Exercise goal:
The data below needs to be returned exactly, line for line.

Data extract:
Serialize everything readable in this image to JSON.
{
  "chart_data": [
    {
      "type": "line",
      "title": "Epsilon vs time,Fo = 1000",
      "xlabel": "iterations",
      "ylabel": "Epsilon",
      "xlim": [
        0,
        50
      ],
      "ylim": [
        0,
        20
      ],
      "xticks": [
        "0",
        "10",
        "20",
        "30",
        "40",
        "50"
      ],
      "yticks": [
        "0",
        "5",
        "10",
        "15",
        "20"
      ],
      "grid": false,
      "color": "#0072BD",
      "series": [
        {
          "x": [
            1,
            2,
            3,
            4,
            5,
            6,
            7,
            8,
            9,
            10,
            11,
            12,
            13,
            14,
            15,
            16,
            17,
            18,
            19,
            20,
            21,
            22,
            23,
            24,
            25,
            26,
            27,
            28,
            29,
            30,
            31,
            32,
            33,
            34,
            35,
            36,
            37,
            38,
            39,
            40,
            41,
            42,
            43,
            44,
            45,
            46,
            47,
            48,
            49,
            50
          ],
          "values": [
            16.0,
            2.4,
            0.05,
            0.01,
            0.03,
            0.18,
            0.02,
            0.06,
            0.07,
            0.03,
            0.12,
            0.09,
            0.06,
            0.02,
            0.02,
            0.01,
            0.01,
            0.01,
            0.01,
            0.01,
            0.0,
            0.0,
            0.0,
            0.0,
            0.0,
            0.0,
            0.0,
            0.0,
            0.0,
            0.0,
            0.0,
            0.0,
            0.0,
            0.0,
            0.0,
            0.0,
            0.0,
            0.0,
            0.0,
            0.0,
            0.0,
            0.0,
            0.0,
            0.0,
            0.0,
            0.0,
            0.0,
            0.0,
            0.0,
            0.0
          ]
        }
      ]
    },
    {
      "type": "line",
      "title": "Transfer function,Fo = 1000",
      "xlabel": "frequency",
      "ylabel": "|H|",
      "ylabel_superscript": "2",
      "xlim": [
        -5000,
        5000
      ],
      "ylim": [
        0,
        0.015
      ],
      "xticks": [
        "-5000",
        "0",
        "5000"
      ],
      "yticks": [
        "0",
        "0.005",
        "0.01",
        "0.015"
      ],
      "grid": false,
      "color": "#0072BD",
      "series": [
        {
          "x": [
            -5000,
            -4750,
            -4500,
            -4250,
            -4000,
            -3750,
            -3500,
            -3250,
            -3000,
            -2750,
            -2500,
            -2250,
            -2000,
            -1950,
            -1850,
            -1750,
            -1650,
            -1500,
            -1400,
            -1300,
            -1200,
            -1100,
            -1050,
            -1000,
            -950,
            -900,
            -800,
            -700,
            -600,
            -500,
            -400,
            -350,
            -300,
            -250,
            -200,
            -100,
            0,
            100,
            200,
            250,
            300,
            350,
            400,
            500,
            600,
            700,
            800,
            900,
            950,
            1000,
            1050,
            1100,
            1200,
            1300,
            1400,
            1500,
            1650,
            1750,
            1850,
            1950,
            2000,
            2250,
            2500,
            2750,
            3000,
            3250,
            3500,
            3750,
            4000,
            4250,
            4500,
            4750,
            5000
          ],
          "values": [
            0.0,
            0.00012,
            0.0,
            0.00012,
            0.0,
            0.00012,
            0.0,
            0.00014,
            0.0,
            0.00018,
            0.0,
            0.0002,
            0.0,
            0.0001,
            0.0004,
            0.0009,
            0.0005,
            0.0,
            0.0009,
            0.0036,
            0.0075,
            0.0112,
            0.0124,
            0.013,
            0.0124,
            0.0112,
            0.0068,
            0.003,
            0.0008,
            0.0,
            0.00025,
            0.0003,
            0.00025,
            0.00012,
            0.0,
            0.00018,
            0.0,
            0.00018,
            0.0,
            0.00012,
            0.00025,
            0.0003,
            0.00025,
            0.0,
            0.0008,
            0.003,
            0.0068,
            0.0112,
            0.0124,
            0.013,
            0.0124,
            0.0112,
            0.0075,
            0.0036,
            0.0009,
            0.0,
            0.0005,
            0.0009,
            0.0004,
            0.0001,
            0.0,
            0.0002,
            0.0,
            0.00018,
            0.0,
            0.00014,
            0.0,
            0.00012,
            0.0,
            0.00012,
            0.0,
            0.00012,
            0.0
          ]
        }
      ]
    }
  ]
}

Finished answer:
Serialize everything readable in this image to JSON.
{
  "chart_data": [
    {
      "type": "line",
      "title": "Epsilon vs time,Fo = 1000",
      "xlabel": "iterations",
      "ylabel": "Epsilon",
      "xlim": [
        0,
        50
      ],
      "ylim": [
        0,
        20
      ],
      "xticks": [
        "0",
        "10",
        "20",
        "30",
        "40",
        "50"
      ],
      "yticks": [
        "0",
        "5",
        "10",
        "15",
        "20"
      ],
      "grid": false,
      "color": "#0072BD",
      "series": [
        {
          "x": [
            1,
            2,
            3,
            4,
            5,
            6,
            7,
            8,
            9,
            10,
            11,
            12,
            13,
            14,
            15,
            16,
            17,
            18,
            19,
            20,
            21,
            22,
            23,
            24,
            25,
            26,
            27,
            28,
            29,
            30,
            31,
            32,
            33,
            34,
            35,
            36,
            37,
            38,
            39,
            40,
            41,
            42,
            43,
            44,
            45,
            46,
            47,
            48,
            49,
            50
          ],
          "values": [
            16.0,
            2.4,
            0.05,
            0.01,
            0.03,
            0.18,
            0.02,
            0.06,
            0.07,
            0.03,
            0.12,
            0.09,
            0.06,
            0.02,
            0.02,
            0.01,
            0.01,
            0.01,
            0.01,
            0.01,
            0.0,
            0.0,
            0.0,
            0.0,
            0.0,
            0.0,
            0.0,
            0.0,
            0.0,
            0.0,
            0.0,
            0.0,
            0.0,
            0.0,
            0.0,
            0.0,
            0.0,
            0.0,
            0.0,
            0.0,
            0.0,
            0.0,
            0.0,
            0.0,
            0.0,
            0.0,
            0.0,
            0.0,
            0.0,
            0.0
          ]
        }
      ]
    },
    {
      "type": "line",
      "title": "Transfer function,Fo = 1000",
      "xlabel": "frequency",
      "ylabel": "|H|",
      "ylabel_superscript": "2",
      "xlim": [
        -5000,
        5000
      ],
      "ylim": [
        0,
        0.015
      ],
      "xticks": [
        "-5000",
        "0",
        "5000"
      ],
      "yticks": [
        "0",
        "0.005",
        "0.01",
        "0.015"
      ],
      "grid": false,
      "color": "#0072BD",
      "series": [
        {
          "x": [
            -5000,
            -4750,
            -4500,
            -4250,
            -4000,
            -3750,
            -3500,
            -3250,
            -3000,
            -2750,
            -2500,
            -2250,
            -2000,
            -1950,
            -1850,
            -1750,
            -1650,
            -1500,
            -1400,
            -1300,
            -1200,
            -1100,
            -1050,
            -1000,
            -950,
            -900,
            -800,
            -700,
            -600,
            -500,
            -400,
            -350,
            -300,
            -250,
            -200,
            -100,
            0,
            100,
            200,
            250,
            300,
            350,
            400,
            500,
            600,
            700,
            800,
            900,
            950,
            1000,
            1050,
            1100,
            1200,
            1300,
            1400,
            1500,
            1650,
            1750,
            1850,
            1950,
            2000,
            2250,
            2500,
            2750,
            3000,
            3250,
            3500,
            3750,
            4000,
            4250,
            4500,
            4750,
            5000
          ],
          "values": [
            0.0,
            0.00012,
            0.0,
            0.00012,
            0.0,
            0.00012,
            0.0,
            0.00014,
            0.0,
            0.00018,
            0.0,
            0.0002,
            0.0,
            0.0001,
            0.0004,
            0.0009,
            0.0005,
            0.0,
            0.0009,
            0.0036,
            0.0075,
            0.0112,
            0.0124,
            0.013,
            0.0124,
            0.0112,
            0.0068,
            0.003,
            0.0008,
            0.0,
            0.00025,
            0.0003,
            0.00025,
            0.00012,
            0.0,
            0.00018,
            0.0,
            0.00018,
            0.0,
            0.00012,
            0.00025,
            0.0003,
            0.00025,
            0.0,
            0.0008,
            0.003,
            0.0068,
            0.0112,
            0.0124,
            0.013,
            0.0124,
            0.0112,
            0.0075,
            0.0036,
            0.0009,
            0.0,
            0.0005,
            0.0009,
            0.0004,
            0.0001,
            0.0,
            0.0002,
            0.0,
            0.00018,
            0.0,
            0.00014,
            0.0,
            0.00012,
            0.0,
            0.00012,
            0.0,
            0.00012,
            0.0
          ]
        }
      ]
    }
  ]
}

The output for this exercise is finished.